Document text -
Findings from Micro-business Funding Query on ENTREP-L and
Other Sources (e.g., University Websites)
Funding Amount and Time
Amounts ranged from $5 to $15,000 and ranged from short- (e.g., a few weeks) to longer-term (e.g., 2 semesters)
Sources of Funds
Primarily donors, but some professors had students self-fund their projects. For example, Professor Jeff Lowenthal noted that he did not require a text book for his course, so students could take the $150 they saved and use it to start a business.
Optional/Required
Some professors make this an optional assignment, whereas others have it as part of an elective or even required course.
Business Screening
Some professors carefully screened student businesses whereas others allowed students to start just about any business they wanted (e.g., as long as it didn’t violate the law). Some of the horror stories told related to not screening businesses (e.g., having students choose to market underwear with the school’s logo on it as a business).
Matching Funds
A few respondents noted that they allowed students to match funds provided.
Payback Rate
All respondents noted that payback rates were high because of student competitiveness and/or belief that their efforts would benefit others (e.g., proceeds would be donated to charity).
Use of Proceeds
Some programs donate any profits to charity or use them to fund student activities; others allow students to keep the profits.
Examples
http://www3.babson.edu/babson2ndgen/Ugrad/Academics/Curriculum/fme.cfm
http://www.udayton.edu/business/crottycenter/sophomore_entrepreneural_experience.php
Micro-business funding at the Brock School of Business at Samford University
We began our program this year when a donor provided the funds. We have this as an assignment worth 20 percent of each student’s grade in our ENTR 304: Entrepreneurship and Small Business Concepts course, a junior-level course required for both Entrepreneurship and Management majors. Details include:
· Students must obtain approval for their businesses, and then they receive $100 each. They can combine into teams of up to five and can provide matching funds, allowing them to invest $1,000 in their businesses.

Tasks to perform -
(A) Answer these questions using the micro-business funding findings.
(i) What range of funding amounts did the findings report?
(ii) What reasons did respondents give for high payback rates?
(iii) How much does each student at the Brock School of Business receive once the business is approved?
(B) Copy the micro-business funding findings word for word, from "Use of Proceeds" up to and including "in their businesses.".

Element position data:
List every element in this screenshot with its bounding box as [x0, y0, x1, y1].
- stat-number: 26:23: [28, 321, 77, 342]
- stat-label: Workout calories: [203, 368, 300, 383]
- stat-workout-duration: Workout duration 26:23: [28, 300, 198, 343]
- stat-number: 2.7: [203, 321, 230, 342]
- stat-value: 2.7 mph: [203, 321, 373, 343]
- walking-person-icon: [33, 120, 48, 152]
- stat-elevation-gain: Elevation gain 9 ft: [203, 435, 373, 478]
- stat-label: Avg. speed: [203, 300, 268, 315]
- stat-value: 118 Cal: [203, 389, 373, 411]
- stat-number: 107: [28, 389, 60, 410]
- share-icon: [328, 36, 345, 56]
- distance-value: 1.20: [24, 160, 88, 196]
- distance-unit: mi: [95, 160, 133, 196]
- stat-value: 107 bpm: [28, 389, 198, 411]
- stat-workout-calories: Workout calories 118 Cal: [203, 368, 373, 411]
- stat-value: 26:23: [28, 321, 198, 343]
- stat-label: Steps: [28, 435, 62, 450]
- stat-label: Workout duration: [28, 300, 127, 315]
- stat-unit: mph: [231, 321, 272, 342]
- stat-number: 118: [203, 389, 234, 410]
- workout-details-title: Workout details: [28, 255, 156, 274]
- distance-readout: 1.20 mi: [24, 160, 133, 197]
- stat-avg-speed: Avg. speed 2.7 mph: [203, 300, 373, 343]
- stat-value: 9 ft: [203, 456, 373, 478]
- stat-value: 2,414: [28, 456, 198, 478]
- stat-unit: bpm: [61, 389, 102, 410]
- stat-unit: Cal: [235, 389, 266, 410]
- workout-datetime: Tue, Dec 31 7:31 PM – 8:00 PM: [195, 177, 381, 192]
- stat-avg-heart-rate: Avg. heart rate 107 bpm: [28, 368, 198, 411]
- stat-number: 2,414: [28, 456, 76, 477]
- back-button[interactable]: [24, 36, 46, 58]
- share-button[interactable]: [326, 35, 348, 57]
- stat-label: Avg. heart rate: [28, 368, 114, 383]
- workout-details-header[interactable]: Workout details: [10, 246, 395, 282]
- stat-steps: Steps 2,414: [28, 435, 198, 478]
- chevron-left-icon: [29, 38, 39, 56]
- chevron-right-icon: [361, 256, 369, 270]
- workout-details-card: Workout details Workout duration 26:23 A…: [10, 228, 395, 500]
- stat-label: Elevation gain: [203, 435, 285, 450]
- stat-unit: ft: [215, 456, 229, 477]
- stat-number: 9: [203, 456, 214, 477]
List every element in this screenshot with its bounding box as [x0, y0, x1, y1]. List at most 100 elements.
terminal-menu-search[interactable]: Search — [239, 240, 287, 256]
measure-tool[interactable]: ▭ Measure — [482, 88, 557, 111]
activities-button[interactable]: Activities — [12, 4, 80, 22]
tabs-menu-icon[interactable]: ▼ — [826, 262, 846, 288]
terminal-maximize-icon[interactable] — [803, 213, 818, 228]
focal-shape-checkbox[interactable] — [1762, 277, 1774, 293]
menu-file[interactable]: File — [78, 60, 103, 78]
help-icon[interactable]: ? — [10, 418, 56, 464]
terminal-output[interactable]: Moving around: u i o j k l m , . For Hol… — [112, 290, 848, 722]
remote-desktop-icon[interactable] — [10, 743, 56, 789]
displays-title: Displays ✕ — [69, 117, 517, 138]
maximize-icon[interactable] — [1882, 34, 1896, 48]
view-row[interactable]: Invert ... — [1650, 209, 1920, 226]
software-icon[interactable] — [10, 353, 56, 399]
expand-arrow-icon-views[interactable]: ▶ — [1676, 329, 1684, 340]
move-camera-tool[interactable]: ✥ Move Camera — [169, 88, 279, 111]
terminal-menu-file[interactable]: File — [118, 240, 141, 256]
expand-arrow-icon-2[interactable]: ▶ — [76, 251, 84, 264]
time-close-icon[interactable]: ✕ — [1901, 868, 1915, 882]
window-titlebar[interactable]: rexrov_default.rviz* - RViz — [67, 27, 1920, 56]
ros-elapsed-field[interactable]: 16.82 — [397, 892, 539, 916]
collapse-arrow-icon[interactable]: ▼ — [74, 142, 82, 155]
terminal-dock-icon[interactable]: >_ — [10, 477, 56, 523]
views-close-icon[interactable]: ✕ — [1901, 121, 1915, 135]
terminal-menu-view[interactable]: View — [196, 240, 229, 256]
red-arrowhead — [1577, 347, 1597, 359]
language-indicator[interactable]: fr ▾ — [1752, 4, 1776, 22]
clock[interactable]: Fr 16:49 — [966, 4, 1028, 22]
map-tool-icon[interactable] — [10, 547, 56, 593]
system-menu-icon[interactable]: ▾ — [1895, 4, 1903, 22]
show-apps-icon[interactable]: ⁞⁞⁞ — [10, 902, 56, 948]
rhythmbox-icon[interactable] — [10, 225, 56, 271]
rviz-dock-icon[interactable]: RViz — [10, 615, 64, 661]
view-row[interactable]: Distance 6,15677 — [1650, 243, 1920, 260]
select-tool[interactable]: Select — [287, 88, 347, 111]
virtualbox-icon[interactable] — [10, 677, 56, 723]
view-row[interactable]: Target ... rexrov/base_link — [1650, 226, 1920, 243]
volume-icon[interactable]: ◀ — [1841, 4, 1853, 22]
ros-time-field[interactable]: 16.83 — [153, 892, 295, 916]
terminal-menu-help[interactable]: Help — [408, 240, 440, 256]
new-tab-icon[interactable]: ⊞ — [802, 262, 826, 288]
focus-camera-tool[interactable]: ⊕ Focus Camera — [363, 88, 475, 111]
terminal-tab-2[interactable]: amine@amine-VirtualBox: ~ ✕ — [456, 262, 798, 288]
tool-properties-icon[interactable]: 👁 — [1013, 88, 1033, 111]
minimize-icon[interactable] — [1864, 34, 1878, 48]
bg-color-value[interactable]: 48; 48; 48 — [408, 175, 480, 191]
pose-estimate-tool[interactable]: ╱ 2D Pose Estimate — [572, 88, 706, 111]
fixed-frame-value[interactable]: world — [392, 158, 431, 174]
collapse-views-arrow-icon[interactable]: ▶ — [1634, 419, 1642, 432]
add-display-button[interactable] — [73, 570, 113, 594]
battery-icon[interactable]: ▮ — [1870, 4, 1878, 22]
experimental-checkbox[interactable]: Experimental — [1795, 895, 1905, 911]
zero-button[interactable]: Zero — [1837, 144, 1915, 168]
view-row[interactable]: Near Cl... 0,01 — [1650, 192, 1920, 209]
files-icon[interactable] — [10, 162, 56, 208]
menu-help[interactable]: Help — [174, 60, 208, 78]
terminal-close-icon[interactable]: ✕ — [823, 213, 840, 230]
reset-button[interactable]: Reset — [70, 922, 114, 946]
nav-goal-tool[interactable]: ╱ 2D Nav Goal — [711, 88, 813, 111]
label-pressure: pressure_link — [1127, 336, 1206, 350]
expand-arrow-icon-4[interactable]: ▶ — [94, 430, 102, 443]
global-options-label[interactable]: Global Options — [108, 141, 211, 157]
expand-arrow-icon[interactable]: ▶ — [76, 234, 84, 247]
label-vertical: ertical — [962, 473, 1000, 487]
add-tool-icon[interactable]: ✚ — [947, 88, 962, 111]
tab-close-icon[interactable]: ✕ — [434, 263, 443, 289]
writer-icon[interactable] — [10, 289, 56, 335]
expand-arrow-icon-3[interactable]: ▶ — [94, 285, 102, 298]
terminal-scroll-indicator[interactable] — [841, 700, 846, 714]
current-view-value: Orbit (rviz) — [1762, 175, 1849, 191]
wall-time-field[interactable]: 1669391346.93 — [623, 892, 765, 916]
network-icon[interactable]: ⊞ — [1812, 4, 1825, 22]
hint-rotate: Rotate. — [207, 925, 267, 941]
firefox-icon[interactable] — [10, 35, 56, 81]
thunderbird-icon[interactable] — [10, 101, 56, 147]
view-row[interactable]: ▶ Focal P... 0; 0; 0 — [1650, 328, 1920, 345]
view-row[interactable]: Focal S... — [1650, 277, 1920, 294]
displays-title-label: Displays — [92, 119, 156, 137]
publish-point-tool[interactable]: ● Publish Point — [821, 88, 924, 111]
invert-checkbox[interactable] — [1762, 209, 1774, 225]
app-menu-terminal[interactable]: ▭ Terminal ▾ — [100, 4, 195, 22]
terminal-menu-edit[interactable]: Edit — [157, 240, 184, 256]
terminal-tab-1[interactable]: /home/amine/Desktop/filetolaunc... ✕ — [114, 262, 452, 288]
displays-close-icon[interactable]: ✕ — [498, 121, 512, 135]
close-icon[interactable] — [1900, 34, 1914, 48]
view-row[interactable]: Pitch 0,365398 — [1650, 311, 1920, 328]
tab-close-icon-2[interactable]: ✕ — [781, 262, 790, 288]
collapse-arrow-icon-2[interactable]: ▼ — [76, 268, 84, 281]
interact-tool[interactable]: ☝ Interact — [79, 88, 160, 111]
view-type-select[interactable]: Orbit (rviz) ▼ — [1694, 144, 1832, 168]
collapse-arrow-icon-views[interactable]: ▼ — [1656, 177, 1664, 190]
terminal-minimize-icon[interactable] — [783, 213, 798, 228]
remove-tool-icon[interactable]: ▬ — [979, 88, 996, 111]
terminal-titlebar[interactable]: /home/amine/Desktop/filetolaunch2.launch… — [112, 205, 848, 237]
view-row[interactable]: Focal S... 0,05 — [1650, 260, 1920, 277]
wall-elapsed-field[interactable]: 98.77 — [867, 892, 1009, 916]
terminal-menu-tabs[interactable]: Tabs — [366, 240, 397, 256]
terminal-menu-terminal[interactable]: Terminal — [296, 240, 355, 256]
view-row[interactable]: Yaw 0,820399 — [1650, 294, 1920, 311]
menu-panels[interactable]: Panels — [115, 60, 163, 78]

Responses to the exercise -
(A)
(i) From $5 to $15,000.
(ii) Student competitiveness and/or the belief that their efforts would benefit others.
(iii) $100.

(B)
Use of Proceeds
Some programs donate any profits to charity or use them to fund student activities; others allow students to keep the profits.
Examples
http://www3.babson.edu/babson2ndgen/Ugrad/Academics/Curriculum/fme.cfm
http://www.udayton.edu/business/crottycenter/sophomore_entrepreneural_experience.php
Micro-business funding at the Brock School of Business at Samford University
We began our program this year when a donor provided the funds. We have this as an assignment worth 20 percent of each student’s grade in our ENTR 304: Entrepreneurship and Small Business Concepts course, a junior-level course required for both Entrepreneurship and Management majors. Details include:
· Students must obtain approval for their businesses, and then they receive $100 each. They can combine into teams of up to five and can provide matching funds, allowing them to invest $1,000 in their businesses.